## What you will do
Which lines in the material below contain the word "title"? Copy each of them.

- - - - -

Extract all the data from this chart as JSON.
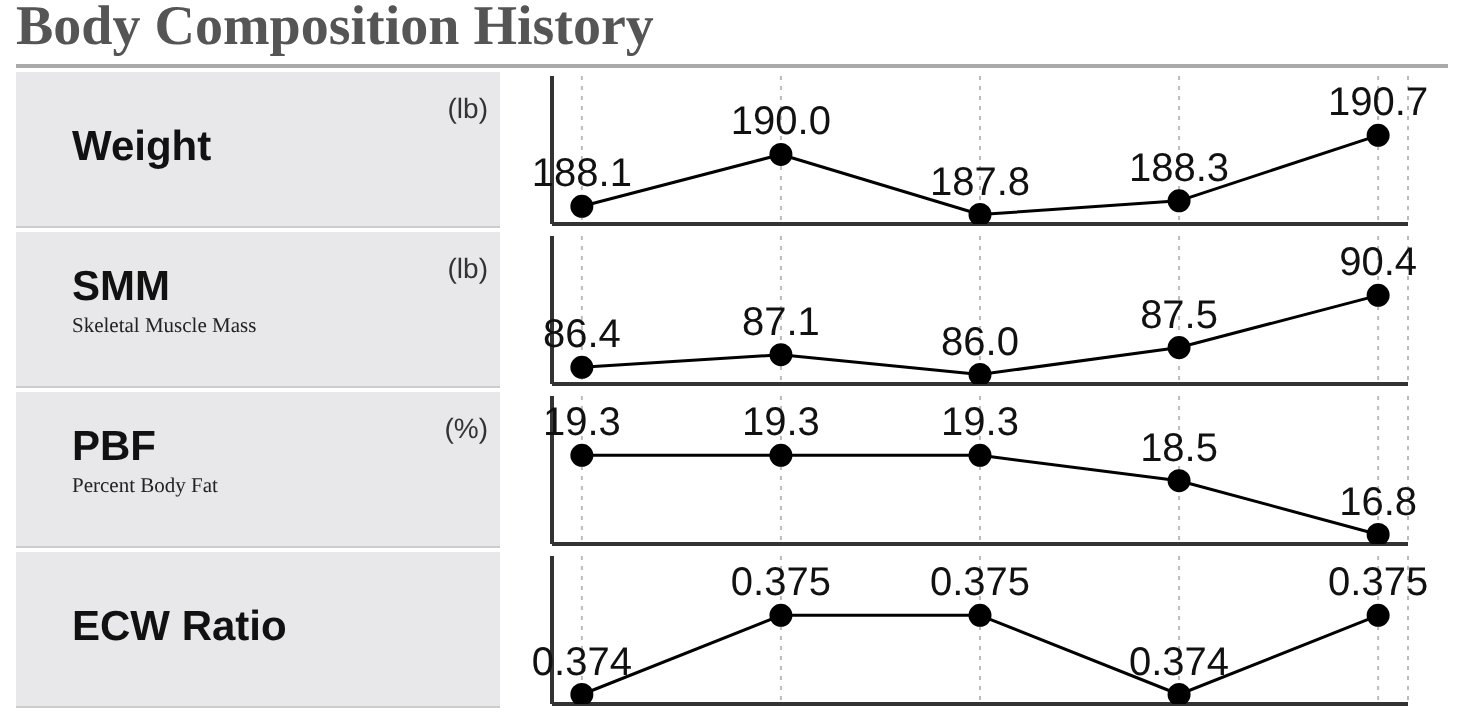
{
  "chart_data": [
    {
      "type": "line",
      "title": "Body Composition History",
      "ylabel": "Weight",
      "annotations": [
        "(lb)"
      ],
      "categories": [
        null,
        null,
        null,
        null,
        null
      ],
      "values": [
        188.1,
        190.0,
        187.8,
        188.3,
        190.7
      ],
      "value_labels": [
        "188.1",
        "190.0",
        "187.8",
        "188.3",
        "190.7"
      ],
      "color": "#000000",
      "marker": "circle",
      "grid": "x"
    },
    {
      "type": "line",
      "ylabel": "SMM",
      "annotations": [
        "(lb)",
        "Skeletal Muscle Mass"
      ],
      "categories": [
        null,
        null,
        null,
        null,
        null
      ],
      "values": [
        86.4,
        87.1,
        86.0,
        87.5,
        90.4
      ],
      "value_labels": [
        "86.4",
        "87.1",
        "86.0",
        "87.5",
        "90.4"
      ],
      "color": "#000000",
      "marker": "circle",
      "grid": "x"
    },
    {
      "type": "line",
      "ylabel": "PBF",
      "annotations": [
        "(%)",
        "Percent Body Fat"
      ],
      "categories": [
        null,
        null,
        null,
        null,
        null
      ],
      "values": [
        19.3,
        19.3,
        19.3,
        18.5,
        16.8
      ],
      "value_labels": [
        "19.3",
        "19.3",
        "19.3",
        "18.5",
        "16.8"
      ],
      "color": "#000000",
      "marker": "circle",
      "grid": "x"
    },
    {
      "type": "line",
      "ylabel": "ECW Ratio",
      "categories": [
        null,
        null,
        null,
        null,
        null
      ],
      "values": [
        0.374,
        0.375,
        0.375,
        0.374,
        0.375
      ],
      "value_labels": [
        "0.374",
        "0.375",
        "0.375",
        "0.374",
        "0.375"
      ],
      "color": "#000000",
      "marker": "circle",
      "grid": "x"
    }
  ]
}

- - - - -

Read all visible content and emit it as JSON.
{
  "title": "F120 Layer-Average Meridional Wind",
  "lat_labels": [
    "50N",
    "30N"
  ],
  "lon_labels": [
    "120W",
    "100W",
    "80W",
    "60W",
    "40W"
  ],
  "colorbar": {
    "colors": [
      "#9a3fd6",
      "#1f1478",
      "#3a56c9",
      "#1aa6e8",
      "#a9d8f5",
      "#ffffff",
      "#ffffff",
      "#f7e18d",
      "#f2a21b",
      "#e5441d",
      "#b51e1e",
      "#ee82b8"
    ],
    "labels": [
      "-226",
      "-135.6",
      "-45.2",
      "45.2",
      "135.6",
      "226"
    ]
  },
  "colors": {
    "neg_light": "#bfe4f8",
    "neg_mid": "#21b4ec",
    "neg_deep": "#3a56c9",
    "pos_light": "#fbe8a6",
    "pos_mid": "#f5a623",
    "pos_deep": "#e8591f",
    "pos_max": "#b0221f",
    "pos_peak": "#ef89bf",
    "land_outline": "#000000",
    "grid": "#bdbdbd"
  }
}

- - - - -

## Finished exercise
      "title": "Body Composition History",
  "title": "F120 Layer-Average Meridional Wind",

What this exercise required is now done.